[Records from a collection]
┄┄┄┄┄┄┄┄┄┄┄┄┄┄┄┄┄┄┄┄
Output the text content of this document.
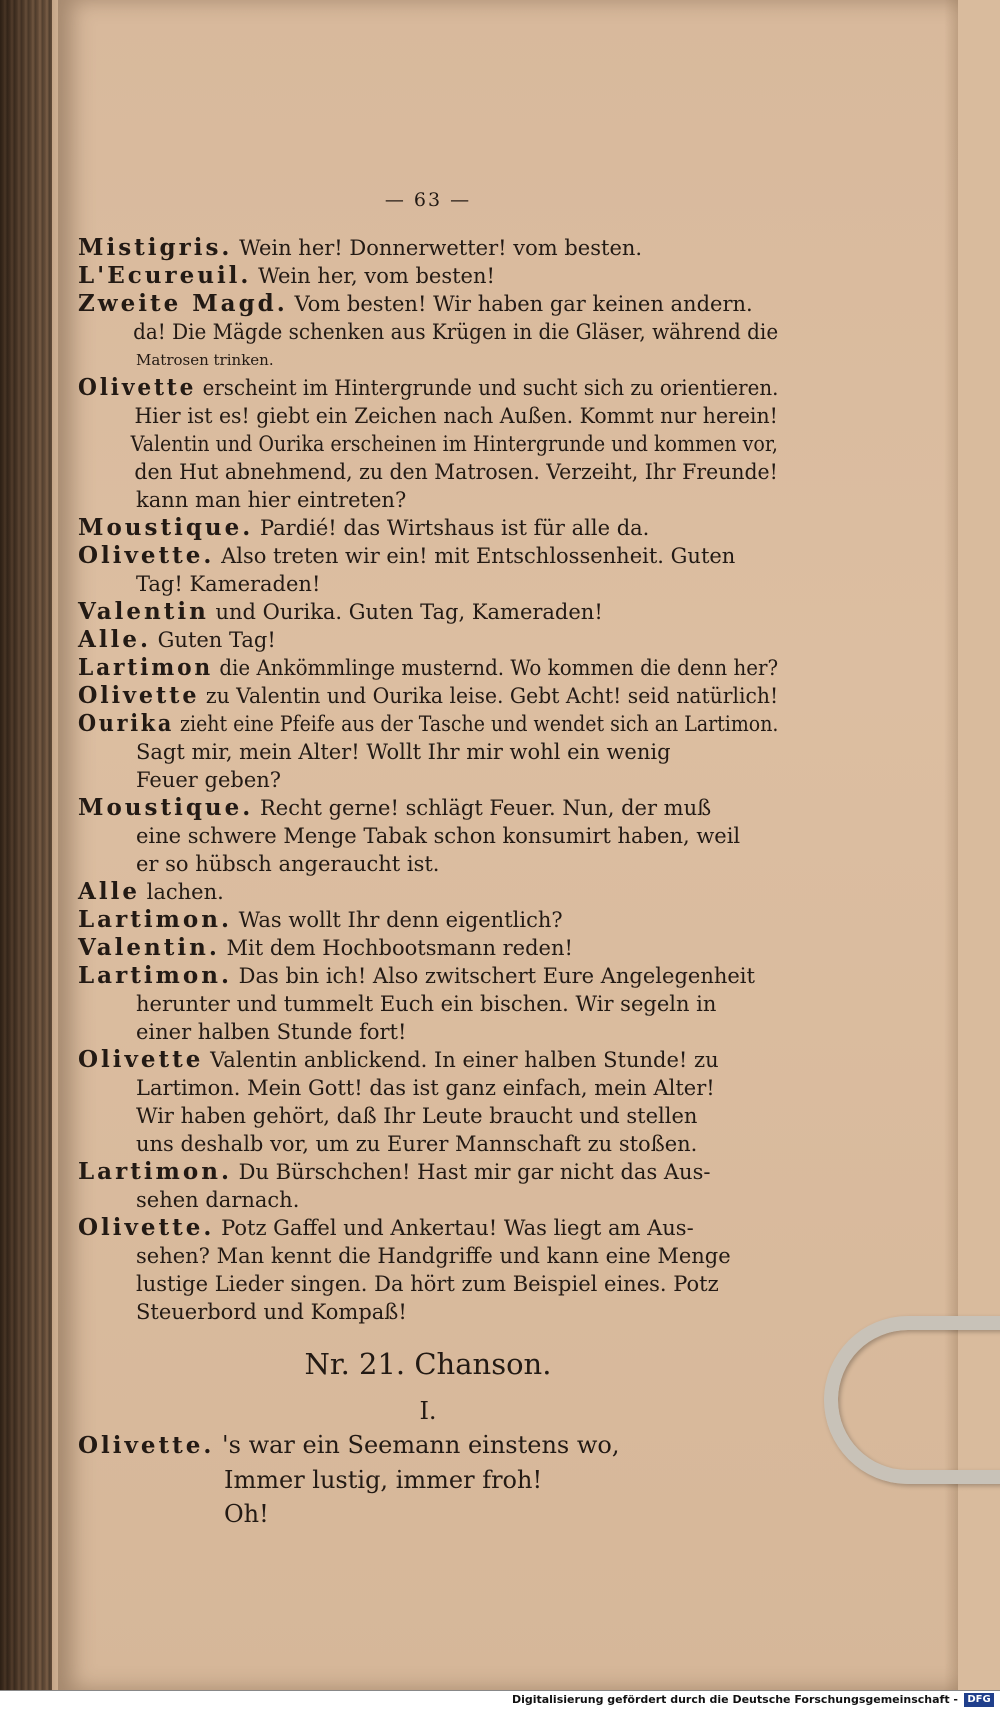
— 63 —
Mistigris. Wein her! Donnerwetter! vom besten.
L'Ecureuil. Wein her, vom besten!
Zweite Magd. Vom besten! Wir haben gar keinen andern.
da! Die Mägde schenken aus Krügen in die Gläser, während die
Matrosen trinken.
Olivette erscheint im Hintergrunde und sucht sich zu orientieren.
Hier ist es! giebt ein Zeichen nach Außen. Kommt nur herein!
Valentin und Ourika erscheinen im Hintergrunde und kommen vor,
den Hut abnehmend, zu den Matrosen. Verzeiht, Ihr Freunde!
kann man hier eintreten?
Moustique. Pardié! das Wirtshaus ist für alle da.
Olivette. Also treten wir ein! mit Entschlossenheit. Guten
Tag! Kameraden!
Valentin und Ourika. Guten Tag, Kameraden!
Alle. Guten Tag!
Lartimon die Ankömmlinge musternd. Wo kommen die denn her?
Olivette zu Valentin und Ourika leise. Gebt Acht! seid natürlich!
Ourika zieht eine Pfeife aus der Tasche und wendet sich an Lartimon.
Sagt mir, mein Alter! Wollt Ihr mir wohl ein wenig
Feuer geben?
Moustique. Recht gerne! schlägt Feuer. Nun, der muß
eine schwere Menge Tabak schon konsumirt haben, weil
er so hübsch angeraucht ist.
Alle lachen.
Lartimon. Was wollt Ihr denn eigentlich?
Valentin. Mit dem Hochbootsmann reden!
Lartimon. Das bin ich! Also zwitschert Eure Angelegenheit
herunter und tummelt Euch ein bischen. Wir segeln in
einer halben Stunde fort!
Olivette Valentin anblickend. In einer halben Stunde! zu
Lartimon. Mein Gott! das ist ganz einfach, mein Alter!
Wir haben gehört, daß Ihr Leute braucht und stellen
uns deshalb vor, um zu Eurer Mannschaft zu stoßen.
Lartimon. Du Bürschchen! Hast mir gar nicht das Aus-
sehen darnach.
Olivette. Potz Gaffel und Ankertau! Was liegt am Aus-
sehen? Man kennt die Handgriffe und kann eine Menge
lustige Lieder singen. Da hört zum Beispiel eines. Potz
Steuerbord und Kompaß!
Nr. 21. Chanson.
I.
Olivette. 's war ein Seemann einstens wo,
Immer lustig, immer froh!
Oh!
Digitalisierung gefördert durch die Deutsche Forschungsgemeinschaft - DFG
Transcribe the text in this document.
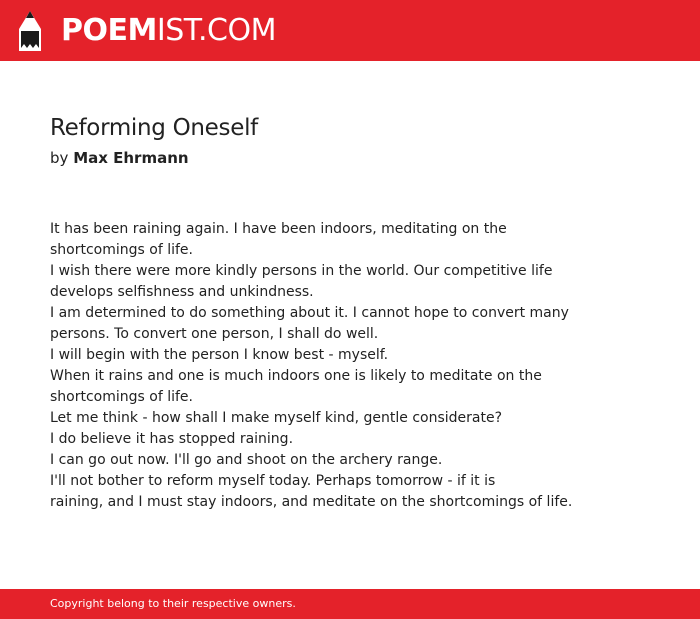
POEMIST.COM
Reforming Oneself
by Max Ehrmann
It has been raining again. I have been indoors, meditating on the
shortcomings of life.
I wish there were more kindly persons in the world. Our competitive life
develops selfishness and unkindness.
I am determined to do something about it. I cannot hope to convert many
persons. To convert one person, I shall do well.
I will begin with the person I know best - myself.
When it rains and one is much indoors one is likely to meditate on the
shortcomings of life.
Let me think - how shall I make myself kind, gentle considerate?
I do believe it has stopped raining.
I can go out now. I'll go and shoot on the archery range.
I'll not bother to reform myself today. Perhaps tomorrow - if it is
raining, and I must stay indoors, and meditate on the shortcomings of life.
Copyright belong to their respective owners.
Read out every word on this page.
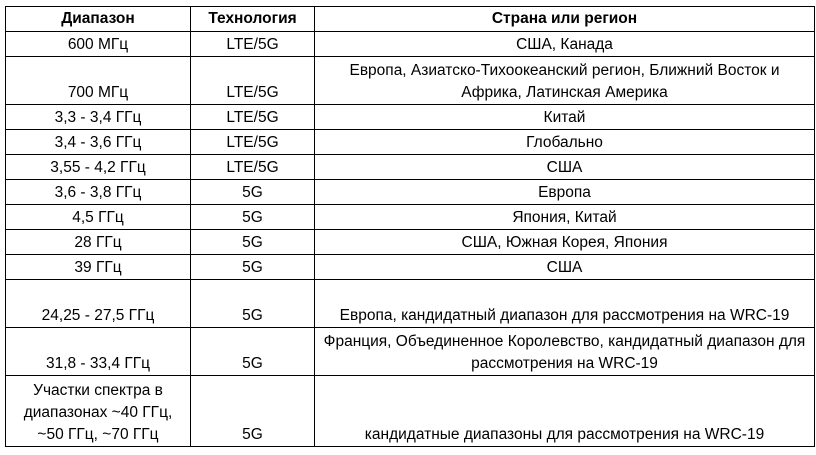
Диапазон	Технология	Страна или регион
600 МГц	LTE/5G	США, Канада
700 МГц	LTE/5G	Европа, Азиатско-Тихоокеанский регион, Ближний Восток и Африка, Латинская Америка
3,3 - 3,4 ГГц	LTE/5G	Китай
3,4 - 3,6 ГГц	LTE/5G	Глобально
3,55 - 4,2 ГГц	LTE/5G	США
3,6 - 3,8 ГГц	5G	Европа
4,5 ГГц	5G	Япония, Китай
28 ГГц	5G	США, Южная Корея, Япония
39 ГГц	5G	США
24,25 - 27,5 ГГц	5G	Европа, кандидатный диапазон для рассмотрения на WRC-19
31,8 - 33,4 ГГц	5G	Франция, Объединенное Королевство, кандидатный диапазон для рассмотрения на WRC-19
Участки спектра в диапазонах ~40 ГГц, ~50 ГГц, ~70 ГГц	5G	кандидатные диапазоны для рассмотрения на WRC-19
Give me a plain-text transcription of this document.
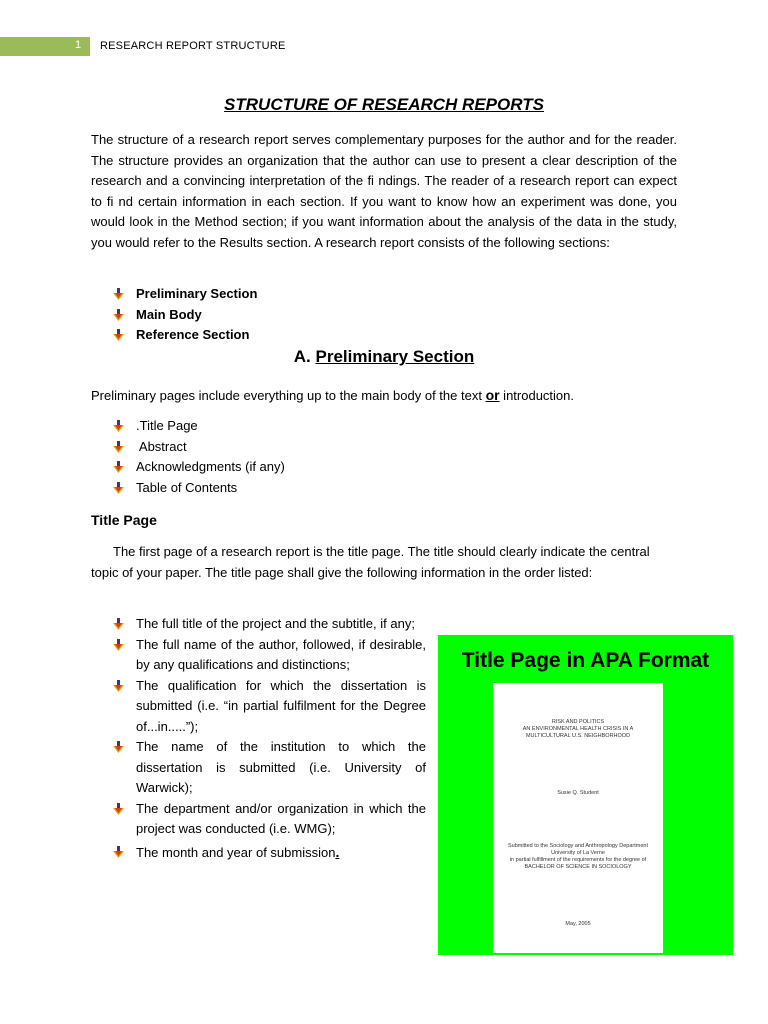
1 RESEARCH REPORT STRUCTURE
STRUCTURE OF RESEARCH REPORTS
The structure of a research report serves complementary purposes for the author and for the reader. The structure provides an organization that the author can use to present a clear description of the research and a convincing interpretation of the fi ndings. The reader of a research report can expect to fi nd certain information in each section. If you want to know how an experiment was done, you would look in the Method section; if you want information about the analysis of the data in the study, you would refer to the Results section. A research report consists of the following sections:
Preliminary Section
Main Body
Reference Section
A. Preliminary Section
Preliminary pages include everything up to the main body of the text or introduction.
.Title Page
Abstract
Acknowledgments (if any)
Table of Contents
Title Page
The first page of a research report is the title page. The title should clearly indicate the central topic of your paper. The title page shall give the following information in the order listed:
The full title of the project and the subtitle, if any;
The full name of the author, followed, if desirable, by any qualifications and distinctions;
The qualification for which the dissertation is submitted (i.e. “in partial fulfilment for the Degree of...in.....”);
The name of the institution to which the dissertation is submitted (i.e. University of Warwick);
The department and/or organization in which the project was conducted (i.e. WMG);
The month and year of submission.
Title Page in APA Format
RISK AND POLITICS
AN ENVIRONMENTAL HEALTH CRISIS IN A
MULTICULTURAL U.S. NEIGHBORHOOD
Susie Q. Student
Submitted to the Sociology and Anthropology Department
University of La Verne
in partial fulfillment of the requirements for the degree of
BACHELOR OF SCIENCE IN SOCIOLOGY
May, 2005
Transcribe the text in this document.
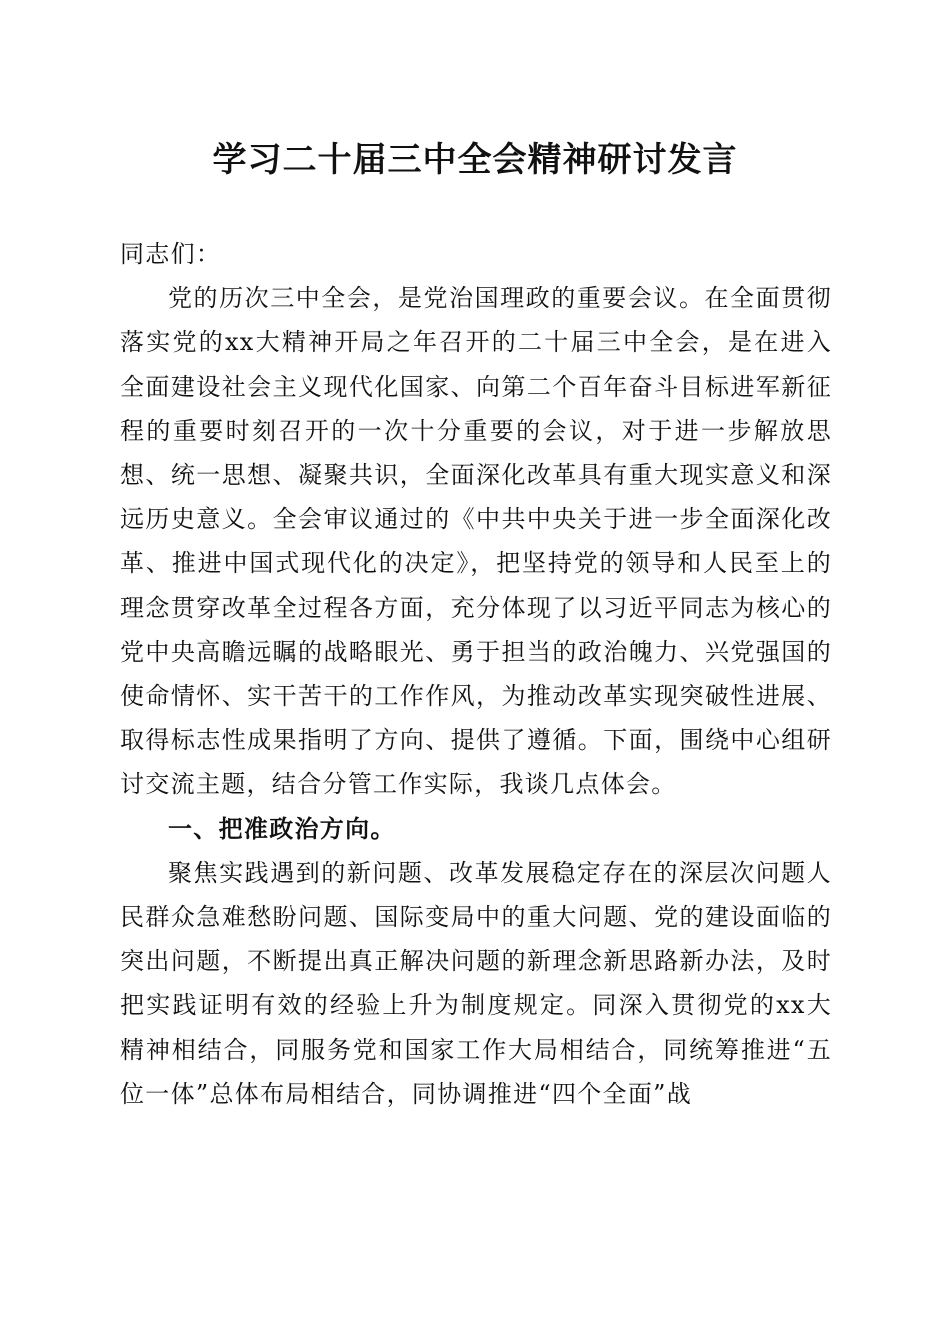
学习二十届三中全会精神研讨发言

同志们：

党的历次三中全会，是党治国理政的重要会议。在全面贯彻落实党的xx大精神开局之年召开的二十届三中全会，是在进入全面建设社会主义现代化国家、向第二个百年奋斗目标进军新征程的重要时刻召开的一次十分重要的会议，对于进一步解放思想、统一思想、凝聚共识，全面深化改革具有重大现实意义和深远历史意义。全会审议通过的《中共中央关于进一步全面深化改革、推进中国式现代化的决定》，把坚持党的领导和人民至上的理念贯穿改革全过程各方面，充分体现了以习近平同志为核心的党中央高瞻远瞩的战略眼光、勇于担当的政治魄力、兴党强国的使命情怀、实干苦干的工作作风，为推动改革实现突破性进展、取得标志性成果指明了方向、提供了遵循。下面，围绕中心组研讨交流主题，结合分管工作实际，我谈几点体会。

一、把准政治方向。

聚焦实践遇到的新问题、改革发展稳定存在的深层次问题人民群众急难愁盼问题、国际变局中的重大问题、党的建设面临的突出问题，不断提出真正解决问题的新理念新思路新办法，及时把实践证明有效的经验上升为制度规定。同深入贯彻党的xx大精神相结合，同服务党和国家工作大局相结合，同统筹推进“五位一体”总体布局相结合，同协调推进“四个全面”战
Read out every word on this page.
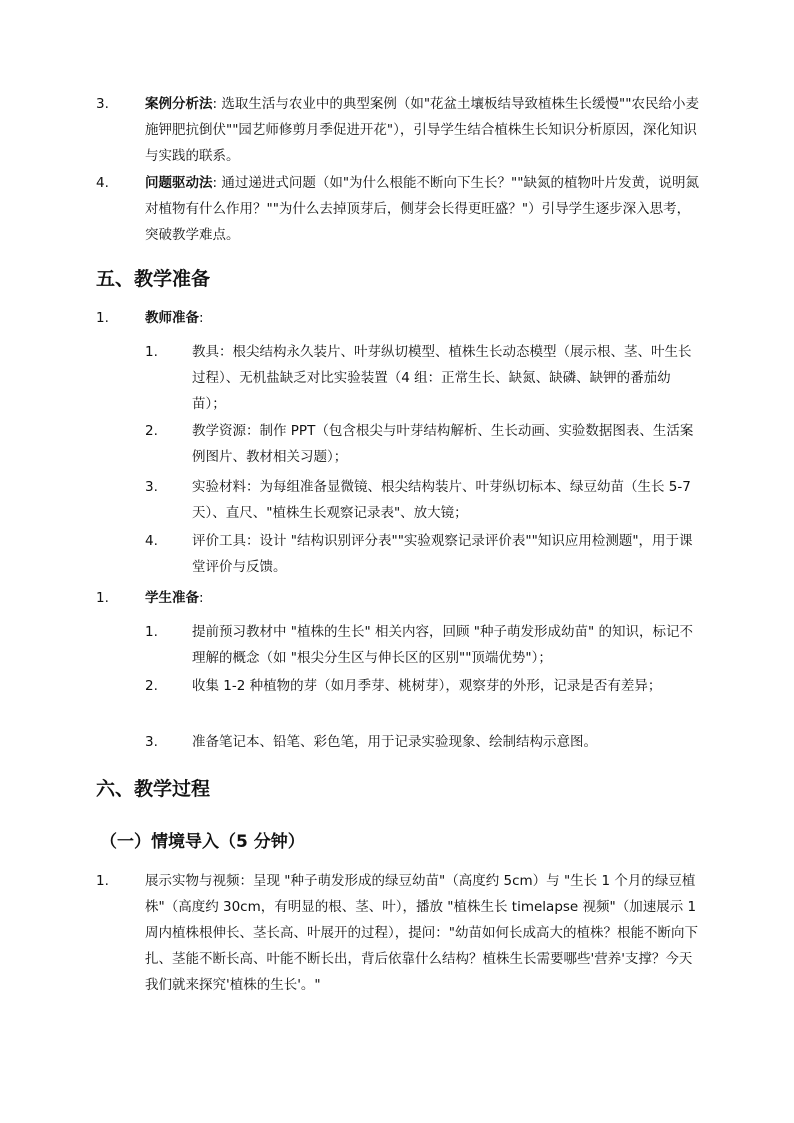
3.	案例分析法: 选取生活与农业中的典型案例（如"花盆土壤板结导致植株生长缓慢""农民给小麦施钾肥抗倒伏""园艺师修剪月季促进开花"），引导学生结合植株生长知识分析原因，深化知识与实践的联系。
4.	问题驱动法: 通过递进式问题（如"为什么根能不断向下生长？""缺氮的植物叶片发黄，说明氮对植物有什么作用？""为什么去掉顶芽后，侧芽会长得更旺盛？"）引导学生逐步深入思考，突破教学难点。
五、教学准备
1.	教师准备:
1.	教具：根尖结构永久装片、叶芽纵切模型、植株生长动态模型（展示根、茎、叶生长过程）、无机盐缺乏对比实验装置（4 组：正常生长、缺氮、缺磷、缺钾的番茄幼苗）；
2.	教学资源：制作 PPT（包含根尖与叶芽结构解析、生长动画、实验数据图表、生活案例图片、教材相关习题）；
3.	实验材料：为每组准备显微镜、根尖结构装片、叶芽纵切标本、绿豆幼苗（生长 5-7 天）、直尺、"植株生长观察记录表"、放大镜；
4.	评价工具：设计 "结构识别评分表""实验观察记录评价表""知识应用检测题"，用于课堂评价与反馈。
1.	学生准备:
1.	提前预习教材中 "植株的生长" 相关内容，回顾 "种子萌发形成幼苗" 的知识，标记不理解的概念（如 "根尖分生区与伸长区的区别""顶端优势"）；
2.	收集 1-2 种植物的芽（如月季芽、桃树芽），观察芽的外形，记录是否有差异；
3.	准备笔记本、铅笔、彩色笔，用于记录实验现象、绘制结构示意图。
六、教学过程
（一）情境导入（5 分钟）
1.	展示实物与视频：呈现 "种子萌发形成的绿豆幼苗"（高度约 5cm）与 "生长 1 个月的绿豆植株"（高度约 30cm，有明显的根、茎、叶），播放 "植株生长 timelapse 视频"（加速展示 1 周内植株根伸长、茎长高、叶展开的过程），提问："幼苗如何长成高大的植株？根能不断向下扎、茎能不断长高、叶能不断长出，背后依靠什么结构？植株生长需要哪些'营养'支撑？今天我们就来探究'植株的生长'。"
┄┄┄┄┄┄┄┄┄┄┄┄┄┄┄┄┄┄┄┄
Exercise directions =
Using the entries above, return each line in which the word "Stunde" occurs.

Answer to this task =
einer halben Stunde fort!
Olivette Valentin anblickend. In einer halben Stunde! zu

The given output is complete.